◆ Records about charts and figures
►
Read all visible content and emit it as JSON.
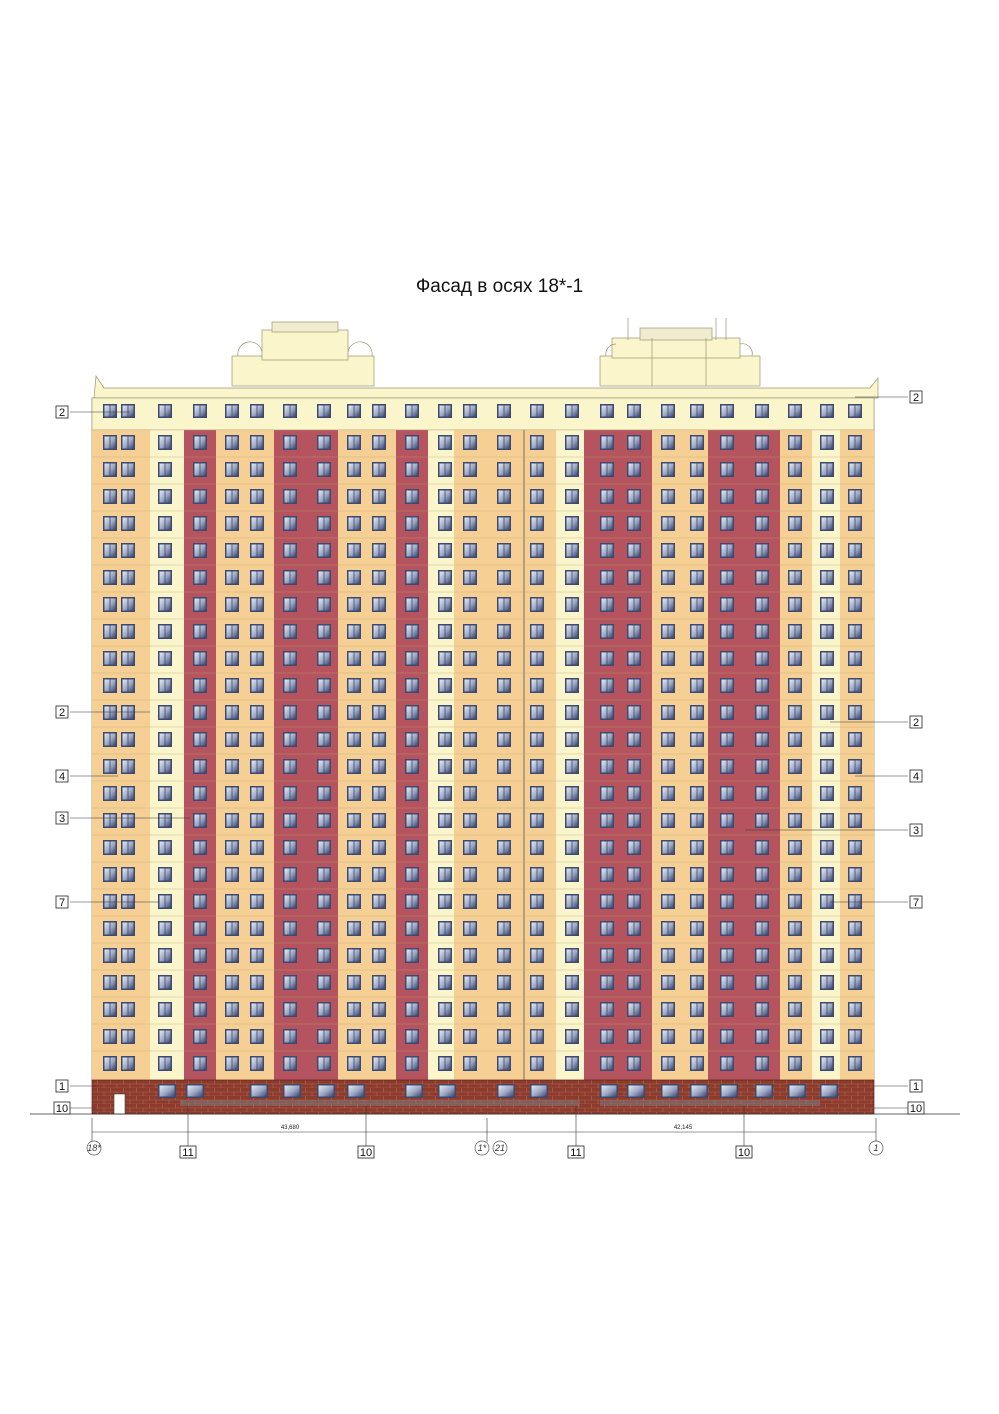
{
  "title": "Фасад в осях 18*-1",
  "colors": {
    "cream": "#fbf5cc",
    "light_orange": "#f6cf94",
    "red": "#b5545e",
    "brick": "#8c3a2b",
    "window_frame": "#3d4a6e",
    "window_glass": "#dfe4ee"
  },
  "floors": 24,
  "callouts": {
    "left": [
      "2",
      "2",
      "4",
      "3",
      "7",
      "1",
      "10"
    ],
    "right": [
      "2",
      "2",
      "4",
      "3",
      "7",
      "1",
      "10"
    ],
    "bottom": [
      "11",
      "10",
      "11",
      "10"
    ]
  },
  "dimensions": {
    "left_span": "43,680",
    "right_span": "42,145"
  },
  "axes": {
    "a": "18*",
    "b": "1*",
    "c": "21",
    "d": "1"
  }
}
◄
◆ WHAT TO DO
Nothing in the entries should change as you copy them, except that the pictures are left out.

◆ OUTPUT
Read all visible content and emit it as JSON.
{
  "title": "Фасад в осях 18*-1",
  "colors": {
    "cream": "#fbf5cc",
    "light_orange": "#f6cf94",
    "red": "#b5545e",
    "brick": "#8c3a2b",
    "window_frame": "#3d4a6e",
    "window_glass": "#dfe4ee"
  },
  "floors": 24,
  "callouts": {
    "left": [
      "2",
      "2",
      "4",
      "3",
      "7",
      "1",
      "10"
    ],
    "right": [
      "2",
      "2",
      "4",
      "3",
      "7",
      "1",
      "10"
    ],
    "bottom": [
      "11",
      "10",
      "11",
      "10"
    ]
  },
  "dimensions": {
    "left_span": "43,680",
    "right_span": "42,145"
  },
  "axes": {
    "a": "18*",
    "b": "1*",
    "c": "21",
    "d": "1"
  }
}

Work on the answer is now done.